- CHALLENGE
Select all lines with the string "kgCm" in them, and copy those lines.

Some records
----------------------------------------

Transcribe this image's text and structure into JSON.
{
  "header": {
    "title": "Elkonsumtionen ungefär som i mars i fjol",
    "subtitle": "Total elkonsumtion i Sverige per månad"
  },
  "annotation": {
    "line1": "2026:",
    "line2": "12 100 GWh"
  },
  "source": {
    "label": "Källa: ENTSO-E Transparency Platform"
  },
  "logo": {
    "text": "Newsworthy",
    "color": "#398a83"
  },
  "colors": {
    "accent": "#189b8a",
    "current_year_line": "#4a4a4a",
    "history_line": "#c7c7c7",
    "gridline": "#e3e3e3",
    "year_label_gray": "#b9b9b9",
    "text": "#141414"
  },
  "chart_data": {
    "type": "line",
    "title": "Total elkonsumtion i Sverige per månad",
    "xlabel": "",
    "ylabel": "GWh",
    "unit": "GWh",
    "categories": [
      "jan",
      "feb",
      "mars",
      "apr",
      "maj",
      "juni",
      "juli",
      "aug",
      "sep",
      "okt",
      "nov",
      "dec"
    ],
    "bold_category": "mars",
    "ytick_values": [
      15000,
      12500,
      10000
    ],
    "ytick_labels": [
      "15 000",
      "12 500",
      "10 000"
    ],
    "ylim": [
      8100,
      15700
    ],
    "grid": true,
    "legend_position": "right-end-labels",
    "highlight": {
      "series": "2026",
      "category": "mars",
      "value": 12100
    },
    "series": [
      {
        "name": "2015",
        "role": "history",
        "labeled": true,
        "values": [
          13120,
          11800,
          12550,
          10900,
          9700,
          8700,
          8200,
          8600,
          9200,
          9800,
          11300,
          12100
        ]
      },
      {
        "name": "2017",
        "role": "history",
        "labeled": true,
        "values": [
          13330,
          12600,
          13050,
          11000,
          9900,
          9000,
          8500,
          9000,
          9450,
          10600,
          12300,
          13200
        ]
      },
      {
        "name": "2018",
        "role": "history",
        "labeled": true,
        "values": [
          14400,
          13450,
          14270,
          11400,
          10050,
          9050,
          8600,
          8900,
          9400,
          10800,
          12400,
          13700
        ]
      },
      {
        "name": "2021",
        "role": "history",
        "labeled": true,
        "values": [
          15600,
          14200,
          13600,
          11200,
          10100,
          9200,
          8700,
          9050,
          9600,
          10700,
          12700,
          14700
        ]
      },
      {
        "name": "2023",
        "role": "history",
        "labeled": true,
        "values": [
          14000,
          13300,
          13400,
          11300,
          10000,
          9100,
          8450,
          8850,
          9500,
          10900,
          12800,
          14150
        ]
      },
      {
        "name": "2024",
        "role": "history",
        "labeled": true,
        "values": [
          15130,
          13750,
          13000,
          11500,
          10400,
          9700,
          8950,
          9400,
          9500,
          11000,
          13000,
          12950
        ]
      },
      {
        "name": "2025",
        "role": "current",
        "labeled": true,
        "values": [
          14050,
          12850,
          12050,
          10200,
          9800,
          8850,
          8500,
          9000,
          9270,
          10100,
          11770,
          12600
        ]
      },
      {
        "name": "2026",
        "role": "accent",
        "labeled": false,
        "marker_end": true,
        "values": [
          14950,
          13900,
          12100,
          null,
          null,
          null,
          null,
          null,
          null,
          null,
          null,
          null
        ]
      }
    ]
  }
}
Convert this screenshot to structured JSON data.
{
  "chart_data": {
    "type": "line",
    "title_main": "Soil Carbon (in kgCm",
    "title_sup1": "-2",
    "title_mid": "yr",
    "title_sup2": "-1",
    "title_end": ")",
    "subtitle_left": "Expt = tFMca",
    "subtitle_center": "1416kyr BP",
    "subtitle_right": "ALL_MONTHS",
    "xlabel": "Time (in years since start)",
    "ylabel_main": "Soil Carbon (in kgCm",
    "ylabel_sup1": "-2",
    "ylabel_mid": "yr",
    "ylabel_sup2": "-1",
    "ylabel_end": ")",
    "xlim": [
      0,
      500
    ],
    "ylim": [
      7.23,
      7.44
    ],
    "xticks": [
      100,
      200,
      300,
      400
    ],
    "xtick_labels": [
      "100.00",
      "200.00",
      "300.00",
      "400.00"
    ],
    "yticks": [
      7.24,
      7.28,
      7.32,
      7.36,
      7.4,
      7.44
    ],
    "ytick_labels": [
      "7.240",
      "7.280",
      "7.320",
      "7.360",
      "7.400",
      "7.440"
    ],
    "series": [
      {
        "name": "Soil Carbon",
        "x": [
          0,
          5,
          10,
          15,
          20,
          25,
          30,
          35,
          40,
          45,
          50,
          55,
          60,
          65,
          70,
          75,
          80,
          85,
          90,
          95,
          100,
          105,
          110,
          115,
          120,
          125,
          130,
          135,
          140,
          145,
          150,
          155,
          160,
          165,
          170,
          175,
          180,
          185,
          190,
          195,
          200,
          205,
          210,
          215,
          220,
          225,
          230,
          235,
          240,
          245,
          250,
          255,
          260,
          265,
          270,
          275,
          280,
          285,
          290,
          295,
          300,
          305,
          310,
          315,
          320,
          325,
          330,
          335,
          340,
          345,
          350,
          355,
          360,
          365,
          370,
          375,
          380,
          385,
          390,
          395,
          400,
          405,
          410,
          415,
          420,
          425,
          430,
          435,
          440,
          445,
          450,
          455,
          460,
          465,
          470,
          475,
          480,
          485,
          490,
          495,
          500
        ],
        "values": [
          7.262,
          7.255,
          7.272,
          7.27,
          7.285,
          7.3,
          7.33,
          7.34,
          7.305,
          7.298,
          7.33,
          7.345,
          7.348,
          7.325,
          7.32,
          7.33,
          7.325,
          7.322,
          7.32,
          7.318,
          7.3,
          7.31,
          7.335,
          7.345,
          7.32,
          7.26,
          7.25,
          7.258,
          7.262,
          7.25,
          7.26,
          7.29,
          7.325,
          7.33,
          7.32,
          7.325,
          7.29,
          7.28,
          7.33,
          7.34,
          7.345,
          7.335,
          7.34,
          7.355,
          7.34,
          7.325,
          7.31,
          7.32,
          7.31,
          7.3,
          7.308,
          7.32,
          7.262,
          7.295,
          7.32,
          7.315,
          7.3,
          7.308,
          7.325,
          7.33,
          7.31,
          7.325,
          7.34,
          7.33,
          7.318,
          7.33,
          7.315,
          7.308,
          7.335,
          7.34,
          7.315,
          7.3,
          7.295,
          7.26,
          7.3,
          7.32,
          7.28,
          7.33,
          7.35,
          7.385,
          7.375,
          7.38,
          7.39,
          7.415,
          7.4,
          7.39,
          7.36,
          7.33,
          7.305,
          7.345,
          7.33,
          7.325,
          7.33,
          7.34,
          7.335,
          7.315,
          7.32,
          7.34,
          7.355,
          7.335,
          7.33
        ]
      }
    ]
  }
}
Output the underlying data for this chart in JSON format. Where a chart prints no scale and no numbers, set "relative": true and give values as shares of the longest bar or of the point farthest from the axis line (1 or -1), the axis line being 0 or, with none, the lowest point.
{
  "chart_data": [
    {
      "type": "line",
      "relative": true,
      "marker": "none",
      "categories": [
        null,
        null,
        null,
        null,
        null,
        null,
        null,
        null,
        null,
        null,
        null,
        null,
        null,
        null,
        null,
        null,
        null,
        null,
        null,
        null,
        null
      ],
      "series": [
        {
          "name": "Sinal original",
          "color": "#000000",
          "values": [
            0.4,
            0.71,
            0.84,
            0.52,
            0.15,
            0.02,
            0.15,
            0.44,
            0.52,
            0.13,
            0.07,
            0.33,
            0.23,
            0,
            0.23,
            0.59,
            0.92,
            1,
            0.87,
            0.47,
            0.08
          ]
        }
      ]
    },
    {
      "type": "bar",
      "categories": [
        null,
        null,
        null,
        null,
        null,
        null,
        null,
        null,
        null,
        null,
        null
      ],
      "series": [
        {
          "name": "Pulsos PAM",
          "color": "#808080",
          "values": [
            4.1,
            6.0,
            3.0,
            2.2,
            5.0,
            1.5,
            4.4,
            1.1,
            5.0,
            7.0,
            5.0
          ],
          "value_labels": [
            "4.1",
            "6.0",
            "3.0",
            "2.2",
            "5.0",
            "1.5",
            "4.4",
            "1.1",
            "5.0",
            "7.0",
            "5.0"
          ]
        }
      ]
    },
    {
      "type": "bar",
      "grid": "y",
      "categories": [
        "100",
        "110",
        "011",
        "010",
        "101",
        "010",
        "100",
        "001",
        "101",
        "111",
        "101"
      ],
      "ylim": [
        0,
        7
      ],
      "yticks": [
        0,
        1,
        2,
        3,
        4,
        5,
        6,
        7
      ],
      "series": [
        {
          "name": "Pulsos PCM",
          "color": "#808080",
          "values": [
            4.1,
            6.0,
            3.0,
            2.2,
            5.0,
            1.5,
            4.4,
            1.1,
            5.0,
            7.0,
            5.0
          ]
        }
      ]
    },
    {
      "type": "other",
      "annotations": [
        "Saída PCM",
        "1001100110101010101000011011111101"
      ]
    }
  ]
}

----------------------------------------

- OUTPUT OF THE TASK
    "title_main": "Soil Carbon (in kgCm",
    "ylabel_main": "Soil Carbon (in kgCm",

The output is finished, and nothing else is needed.